Your task: Check each line below for the word "component" and give the number of lines that have it, nothing more.

Extracted data entries
□ □ □ □ □
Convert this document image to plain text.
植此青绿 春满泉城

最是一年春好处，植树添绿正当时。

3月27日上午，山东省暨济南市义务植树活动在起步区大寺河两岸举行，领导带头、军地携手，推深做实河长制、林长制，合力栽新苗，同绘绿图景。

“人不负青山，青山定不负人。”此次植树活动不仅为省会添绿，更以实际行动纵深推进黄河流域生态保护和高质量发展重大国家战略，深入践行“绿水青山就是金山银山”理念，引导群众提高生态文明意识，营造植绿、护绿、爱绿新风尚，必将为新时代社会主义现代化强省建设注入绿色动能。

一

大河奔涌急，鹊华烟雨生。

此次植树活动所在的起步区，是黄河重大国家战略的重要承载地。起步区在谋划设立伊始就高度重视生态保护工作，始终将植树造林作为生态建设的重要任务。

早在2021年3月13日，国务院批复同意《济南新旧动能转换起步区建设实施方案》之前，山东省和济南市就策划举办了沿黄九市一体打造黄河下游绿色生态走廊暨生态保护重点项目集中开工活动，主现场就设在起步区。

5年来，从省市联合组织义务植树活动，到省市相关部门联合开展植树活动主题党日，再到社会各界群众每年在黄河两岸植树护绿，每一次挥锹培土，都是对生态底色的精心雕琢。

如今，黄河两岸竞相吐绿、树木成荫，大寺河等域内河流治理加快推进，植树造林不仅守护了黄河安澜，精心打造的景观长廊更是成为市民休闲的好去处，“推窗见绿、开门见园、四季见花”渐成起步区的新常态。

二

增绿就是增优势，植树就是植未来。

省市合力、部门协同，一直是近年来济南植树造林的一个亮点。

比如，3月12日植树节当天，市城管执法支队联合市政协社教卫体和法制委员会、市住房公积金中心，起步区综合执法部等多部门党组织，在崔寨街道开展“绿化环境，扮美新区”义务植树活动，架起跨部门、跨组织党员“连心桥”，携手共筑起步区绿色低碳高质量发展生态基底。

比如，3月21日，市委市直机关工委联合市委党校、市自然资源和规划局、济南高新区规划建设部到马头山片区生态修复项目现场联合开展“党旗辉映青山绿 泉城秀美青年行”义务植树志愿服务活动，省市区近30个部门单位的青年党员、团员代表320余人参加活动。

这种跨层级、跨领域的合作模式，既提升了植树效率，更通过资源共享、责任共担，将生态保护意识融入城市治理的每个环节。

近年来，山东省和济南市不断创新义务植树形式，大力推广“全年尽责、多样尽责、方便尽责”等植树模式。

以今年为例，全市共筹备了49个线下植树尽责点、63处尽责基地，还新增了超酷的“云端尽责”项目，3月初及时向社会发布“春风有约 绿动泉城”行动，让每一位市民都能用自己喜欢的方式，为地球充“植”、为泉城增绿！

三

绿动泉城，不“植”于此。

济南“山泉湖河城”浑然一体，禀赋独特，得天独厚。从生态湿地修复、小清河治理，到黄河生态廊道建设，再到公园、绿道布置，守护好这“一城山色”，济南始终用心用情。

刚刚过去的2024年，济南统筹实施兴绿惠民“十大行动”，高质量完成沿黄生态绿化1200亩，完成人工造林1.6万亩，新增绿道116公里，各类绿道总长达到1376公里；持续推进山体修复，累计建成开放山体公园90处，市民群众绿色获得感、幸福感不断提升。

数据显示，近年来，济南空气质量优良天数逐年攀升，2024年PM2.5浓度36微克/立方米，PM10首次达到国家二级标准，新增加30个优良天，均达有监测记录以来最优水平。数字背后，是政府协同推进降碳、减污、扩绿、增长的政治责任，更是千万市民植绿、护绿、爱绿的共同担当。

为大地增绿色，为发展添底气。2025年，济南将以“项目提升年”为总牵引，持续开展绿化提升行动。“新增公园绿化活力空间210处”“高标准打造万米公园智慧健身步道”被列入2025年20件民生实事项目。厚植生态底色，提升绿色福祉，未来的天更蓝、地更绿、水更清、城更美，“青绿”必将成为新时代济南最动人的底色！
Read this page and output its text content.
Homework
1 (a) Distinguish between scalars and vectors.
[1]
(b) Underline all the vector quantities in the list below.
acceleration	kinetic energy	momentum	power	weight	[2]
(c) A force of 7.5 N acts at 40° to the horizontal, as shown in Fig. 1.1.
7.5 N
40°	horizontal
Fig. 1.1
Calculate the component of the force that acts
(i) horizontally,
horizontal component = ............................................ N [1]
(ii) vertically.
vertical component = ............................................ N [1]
□ □ □ □ □
Solved exercise: 3